Scan the lines below; pull out those with "Paris".

•••••

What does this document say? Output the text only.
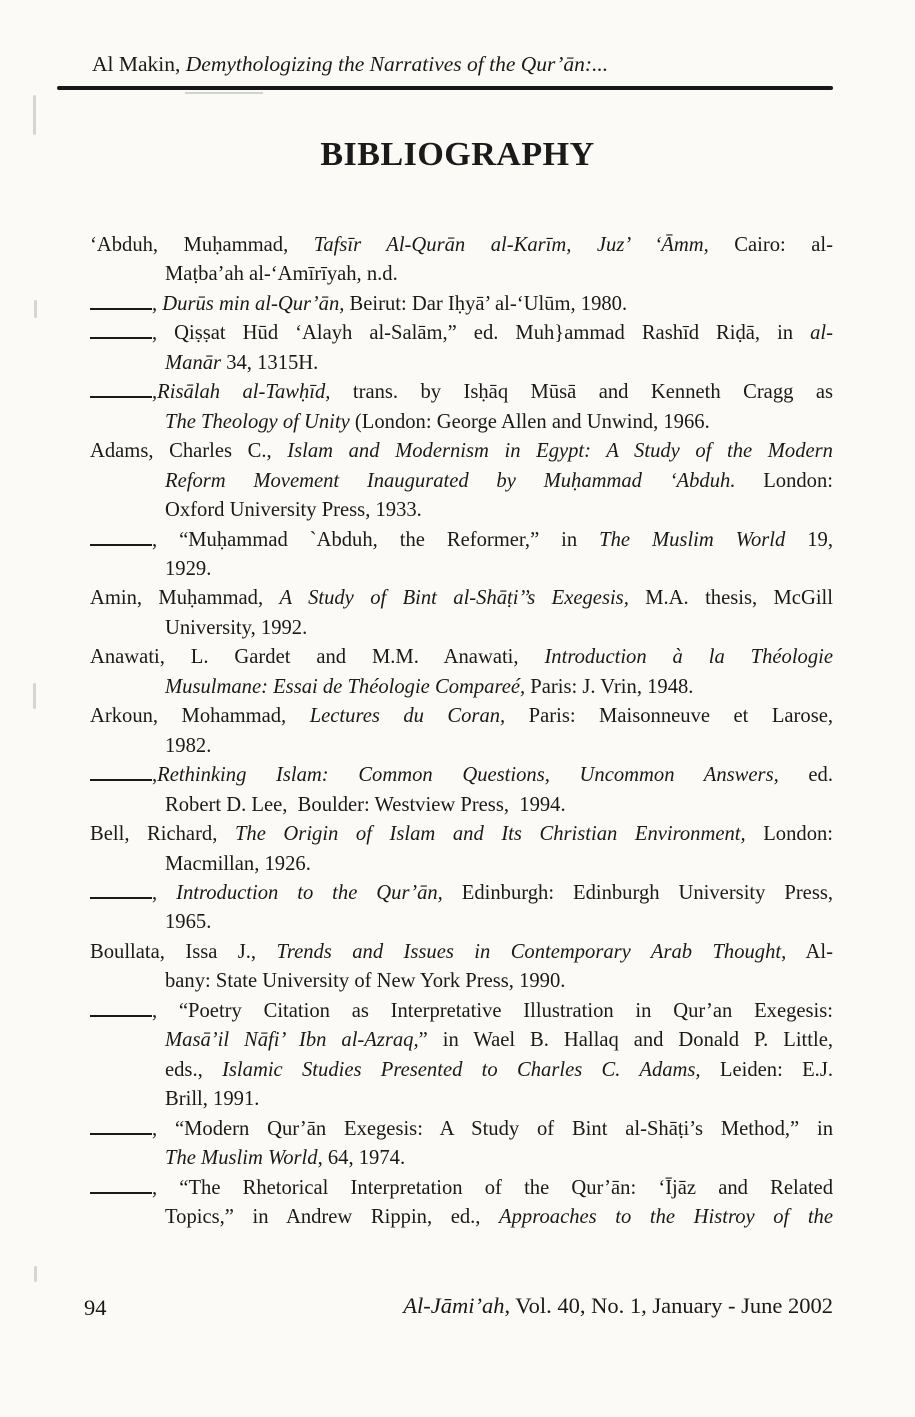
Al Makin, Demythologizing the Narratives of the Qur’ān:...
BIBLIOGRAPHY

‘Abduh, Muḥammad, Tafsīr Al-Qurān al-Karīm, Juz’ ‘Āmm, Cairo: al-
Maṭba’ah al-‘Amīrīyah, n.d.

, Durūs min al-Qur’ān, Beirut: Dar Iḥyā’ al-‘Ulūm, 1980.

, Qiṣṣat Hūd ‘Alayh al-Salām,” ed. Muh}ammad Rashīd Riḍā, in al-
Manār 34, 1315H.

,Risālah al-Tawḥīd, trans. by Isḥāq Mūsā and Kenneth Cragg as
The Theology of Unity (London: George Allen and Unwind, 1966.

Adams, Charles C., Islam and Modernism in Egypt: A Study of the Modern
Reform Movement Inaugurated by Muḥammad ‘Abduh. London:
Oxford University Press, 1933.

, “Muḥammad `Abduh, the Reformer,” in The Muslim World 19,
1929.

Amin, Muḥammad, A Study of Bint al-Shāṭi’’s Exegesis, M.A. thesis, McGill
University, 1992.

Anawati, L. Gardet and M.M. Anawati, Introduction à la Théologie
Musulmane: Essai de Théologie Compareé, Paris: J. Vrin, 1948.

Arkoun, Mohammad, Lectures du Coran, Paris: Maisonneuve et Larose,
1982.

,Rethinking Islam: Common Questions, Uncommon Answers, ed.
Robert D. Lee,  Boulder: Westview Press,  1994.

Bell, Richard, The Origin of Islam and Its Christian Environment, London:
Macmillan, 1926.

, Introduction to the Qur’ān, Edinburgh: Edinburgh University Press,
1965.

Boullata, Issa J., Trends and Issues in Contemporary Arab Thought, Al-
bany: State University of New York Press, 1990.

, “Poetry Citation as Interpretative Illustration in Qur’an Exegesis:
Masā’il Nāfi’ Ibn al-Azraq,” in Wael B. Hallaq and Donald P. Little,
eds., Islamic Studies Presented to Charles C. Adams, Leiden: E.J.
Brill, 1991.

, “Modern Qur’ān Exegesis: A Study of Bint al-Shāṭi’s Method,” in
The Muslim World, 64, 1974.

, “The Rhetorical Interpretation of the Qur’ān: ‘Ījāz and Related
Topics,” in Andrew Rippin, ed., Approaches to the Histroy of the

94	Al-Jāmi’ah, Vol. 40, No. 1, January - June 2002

•••••

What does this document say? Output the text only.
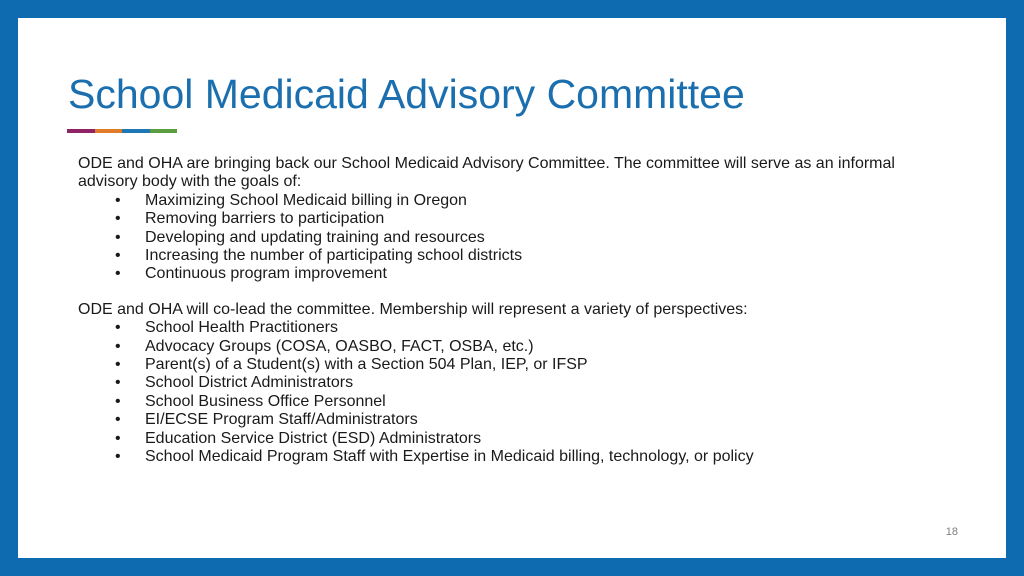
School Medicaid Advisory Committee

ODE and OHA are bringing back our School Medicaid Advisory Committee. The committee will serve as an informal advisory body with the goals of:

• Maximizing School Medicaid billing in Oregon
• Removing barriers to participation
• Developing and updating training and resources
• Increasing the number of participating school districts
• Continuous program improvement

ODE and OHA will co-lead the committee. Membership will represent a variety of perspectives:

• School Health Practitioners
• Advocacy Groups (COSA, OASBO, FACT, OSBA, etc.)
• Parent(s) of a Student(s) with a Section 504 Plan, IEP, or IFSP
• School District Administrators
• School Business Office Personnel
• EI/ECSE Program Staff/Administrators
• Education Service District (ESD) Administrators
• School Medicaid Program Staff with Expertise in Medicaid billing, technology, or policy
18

•••••

## Solution below
Musulmane: Essai de Théologie Compareé, Paris: J. Vrin, 1948.
Arkoun, Mohammad, Lectures du Coran, Paris: Maisonneuve et Larose,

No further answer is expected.